Work required:
Using the entries below, transcribe exactly the line containing "What's the underlying" and each line that follows it to the end.

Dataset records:
◇ ◇ ◇ ◇
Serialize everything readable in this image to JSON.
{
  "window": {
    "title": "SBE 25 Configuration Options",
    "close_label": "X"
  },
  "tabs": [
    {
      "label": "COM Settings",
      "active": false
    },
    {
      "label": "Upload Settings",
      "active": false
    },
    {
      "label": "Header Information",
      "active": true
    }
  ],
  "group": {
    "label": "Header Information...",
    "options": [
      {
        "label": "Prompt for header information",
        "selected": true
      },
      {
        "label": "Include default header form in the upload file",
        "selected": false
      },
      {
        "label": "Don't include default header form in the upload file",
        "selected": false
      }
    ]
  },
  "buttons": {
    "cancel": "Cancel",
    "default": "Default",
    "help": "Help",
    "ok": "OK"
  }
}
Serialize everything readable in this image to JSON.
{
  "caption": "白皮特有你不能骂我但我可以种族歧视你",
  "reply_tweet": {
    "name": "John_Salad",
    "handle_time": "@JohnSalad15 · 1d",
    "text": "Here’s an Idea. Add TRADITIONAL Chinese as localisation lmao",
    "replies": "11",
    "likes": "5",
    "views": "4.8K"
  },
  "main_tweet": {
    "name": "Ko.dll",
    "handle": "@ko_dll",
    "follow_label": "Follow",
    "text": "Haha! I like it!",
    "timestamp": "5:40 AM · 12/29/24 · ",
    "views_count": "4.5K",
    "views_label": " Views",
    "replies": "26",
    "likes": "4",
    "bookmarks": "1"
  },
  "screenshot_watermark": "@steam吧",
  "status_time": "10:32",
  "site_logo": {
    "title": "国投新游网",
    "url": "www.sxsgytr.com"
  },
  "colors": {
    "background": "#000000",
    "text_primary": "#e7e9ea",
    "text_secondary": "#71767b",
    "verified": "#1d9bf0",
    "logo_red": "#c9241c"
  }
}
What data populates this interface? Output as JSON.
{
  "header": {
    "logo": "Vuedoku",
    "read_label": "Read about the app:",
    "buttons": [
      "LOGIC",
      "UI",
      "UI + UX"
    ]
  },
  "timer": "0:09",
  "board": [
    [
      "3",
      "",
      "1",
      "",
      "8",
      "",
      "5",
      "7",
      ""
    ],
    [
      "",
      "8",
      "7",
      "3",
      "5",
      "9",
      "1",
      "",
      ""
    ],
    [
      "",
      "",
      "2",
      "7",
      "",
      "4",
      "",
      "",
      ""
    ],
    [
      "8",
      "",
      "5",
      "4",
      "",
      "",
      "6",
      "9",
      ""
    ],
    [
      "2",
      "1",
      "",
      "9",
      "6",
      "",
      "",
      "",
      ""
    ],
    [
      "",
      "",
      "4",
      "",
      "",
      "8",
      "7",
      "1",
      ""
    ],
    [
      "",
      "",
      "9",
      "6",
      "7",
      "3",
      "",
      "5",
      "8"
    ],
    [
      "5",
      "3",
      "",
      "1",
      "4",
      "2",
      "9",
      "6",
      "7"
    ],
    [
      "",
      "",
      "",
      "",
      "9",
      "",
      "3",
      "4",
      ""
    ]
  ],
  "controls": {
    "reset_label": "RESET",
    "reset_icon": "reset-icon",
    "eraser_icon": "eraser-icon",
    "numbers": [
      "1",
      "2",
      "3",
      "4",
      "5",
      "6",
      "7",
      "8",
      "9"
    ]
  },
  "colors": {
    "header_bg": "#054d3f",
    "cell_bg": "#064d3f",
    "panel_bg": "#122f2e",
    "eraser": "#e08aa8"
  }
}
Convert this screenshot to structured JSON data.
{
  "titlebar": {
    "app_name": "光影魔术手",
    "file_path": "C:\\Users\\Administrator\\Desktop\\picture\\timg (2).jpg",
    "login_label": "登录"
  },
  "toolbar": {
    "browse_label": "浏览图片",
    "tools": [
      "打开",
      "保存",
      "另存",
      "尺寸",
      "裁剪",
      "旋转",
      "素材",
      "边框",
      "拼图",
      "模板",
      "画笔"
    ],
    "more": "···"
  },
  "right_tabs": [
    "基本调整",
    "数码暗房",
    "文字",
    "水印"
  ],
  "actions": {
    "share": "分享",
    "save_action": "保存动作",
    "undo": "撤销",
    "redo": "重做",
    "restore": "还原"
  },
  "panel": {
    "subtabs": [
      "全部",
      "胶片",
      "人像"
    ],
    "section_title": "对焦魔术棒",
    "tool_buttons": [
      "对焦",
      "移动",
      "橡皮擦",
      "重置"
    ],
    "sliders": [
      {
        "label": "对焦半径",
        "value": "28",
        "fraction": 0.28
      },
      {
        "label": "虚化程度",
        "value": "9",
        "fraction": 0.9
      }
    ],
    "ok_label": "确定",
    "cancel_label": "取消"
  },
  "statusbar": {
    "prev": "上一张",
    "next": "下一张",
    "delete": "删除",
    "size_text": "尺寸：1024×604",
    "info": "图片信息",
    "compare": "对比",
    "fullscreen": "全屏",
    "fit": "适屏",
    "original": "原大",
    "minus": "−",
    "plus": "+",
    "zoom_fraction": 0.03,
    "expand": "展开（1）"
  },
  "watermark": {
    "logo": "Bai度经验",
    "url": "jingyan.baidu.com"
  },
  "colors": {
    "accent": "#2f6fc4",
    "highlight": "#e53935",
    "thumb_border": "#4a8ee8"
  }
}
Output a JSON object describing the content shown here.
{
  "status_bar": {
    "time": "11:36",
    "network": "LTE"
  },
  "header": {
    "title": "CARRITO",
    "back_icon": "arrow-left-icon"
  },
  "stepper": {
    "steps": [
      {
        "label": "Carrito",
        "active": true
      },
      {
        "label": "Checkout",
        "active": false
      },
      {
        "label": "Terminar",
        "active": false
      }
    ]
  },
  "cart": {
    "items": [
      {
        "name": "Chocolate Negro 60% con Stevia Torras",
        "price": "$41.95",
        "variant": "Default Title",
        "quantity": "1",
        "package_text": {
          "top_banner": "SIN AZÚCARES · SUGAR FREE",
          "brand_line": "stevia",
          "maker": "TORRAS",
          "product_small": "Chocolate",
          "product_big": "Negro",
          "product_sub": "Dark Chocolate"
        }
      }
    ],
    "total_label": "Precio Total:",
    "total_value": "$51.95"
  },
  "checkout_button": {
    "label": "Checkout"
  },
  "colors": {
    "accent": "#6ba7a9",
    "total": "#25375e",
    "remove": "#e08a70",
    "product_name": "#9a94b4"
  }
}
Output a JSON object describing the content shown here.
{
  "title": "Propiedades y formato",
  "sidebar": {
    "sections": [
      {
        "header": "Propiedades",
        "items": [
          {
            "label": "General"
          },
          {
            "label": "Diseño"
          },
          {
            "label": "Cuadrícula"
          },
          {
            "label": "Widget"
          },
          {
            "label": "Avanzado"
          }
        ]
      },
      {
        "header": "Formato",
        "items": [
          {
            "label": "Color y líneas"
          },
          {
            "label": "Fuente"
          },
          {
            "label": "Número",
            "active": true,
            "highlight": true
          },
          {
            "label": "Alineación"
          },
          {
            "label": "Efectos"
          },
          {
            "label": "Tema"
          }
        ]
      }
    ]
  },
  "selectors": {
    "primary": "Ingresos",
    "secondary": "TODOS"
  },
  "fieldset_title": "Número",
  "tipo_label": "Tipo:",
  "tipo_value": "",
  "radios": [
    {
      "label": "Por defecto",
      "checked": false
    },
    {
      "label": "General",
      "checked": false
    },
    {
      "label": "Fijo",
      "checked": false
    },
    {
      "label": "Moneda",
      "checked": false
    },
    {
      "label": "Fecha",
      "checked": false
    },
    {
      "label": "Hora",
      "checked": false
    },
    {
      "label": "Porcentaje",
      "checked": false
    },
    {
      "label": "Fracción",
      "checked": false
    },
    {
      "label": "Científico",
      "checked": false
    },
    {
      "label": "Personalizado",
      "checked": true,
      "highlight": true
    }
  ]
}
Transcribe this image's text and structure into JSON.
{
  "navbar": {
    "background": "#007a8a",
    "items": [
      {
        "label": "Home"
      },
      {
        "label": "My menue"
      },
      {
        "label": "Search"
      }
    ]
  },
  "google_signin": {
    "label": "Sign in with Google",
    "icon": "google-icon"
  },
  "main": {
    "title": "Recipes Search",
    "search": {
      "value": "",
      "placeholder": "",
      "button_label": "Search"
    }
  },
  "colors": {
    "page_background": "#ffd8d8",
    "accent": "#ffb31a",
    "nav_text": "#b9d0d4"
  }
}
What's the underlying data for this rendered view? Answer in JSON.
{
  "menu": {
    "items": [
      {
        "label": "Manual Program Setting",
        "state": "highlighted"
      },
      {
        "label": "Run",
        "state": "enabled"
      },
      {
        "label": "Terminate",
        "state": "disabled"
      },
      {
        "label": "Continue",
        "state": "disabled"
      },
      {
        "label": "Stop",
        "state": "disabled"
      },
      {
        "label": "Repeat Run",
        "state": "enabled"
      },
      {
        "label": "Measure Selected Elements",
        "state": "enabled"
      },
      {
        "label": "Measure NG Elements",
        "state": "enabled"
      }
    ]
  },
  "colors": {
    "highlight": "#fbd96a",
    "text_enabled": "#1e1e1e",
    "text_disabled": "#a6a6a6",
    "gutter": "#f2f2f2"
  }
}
◇ ◇ ◇ ◇
Final result:
What's the underlying data for this rendered view? Answer in JSON.
{
  "menu": {
    "items": [
      {
        "label": "Manual Program Setting",
        "state": "highlighted"
      },
      {
        "label": "Run",
        "state": "enabled"
      },
      {
        "label": "Terminate",
        "state": "disabled"
      },
      {
        "label": "Continue",
        "state": "disabled"
      },
      {
        "label": "Stop",
        "state": "disabled"
      },
      {
        "label": "Repeat Run",
        "state": "enabled"
      },
      {
        "label": "Measure Selected Elements",
        "state": "enabled"
      },
      {
        "label": "Measure NG Elements",
        "state": "enabled"
      }
    ]
  },
  "colors": {
    "highlight": "#fbd96a",
    "text_enabled": "#1e1e1e",
    "text_disabled": "#a6a6a6",
    "gutter": "#f2f2f2"
  }
}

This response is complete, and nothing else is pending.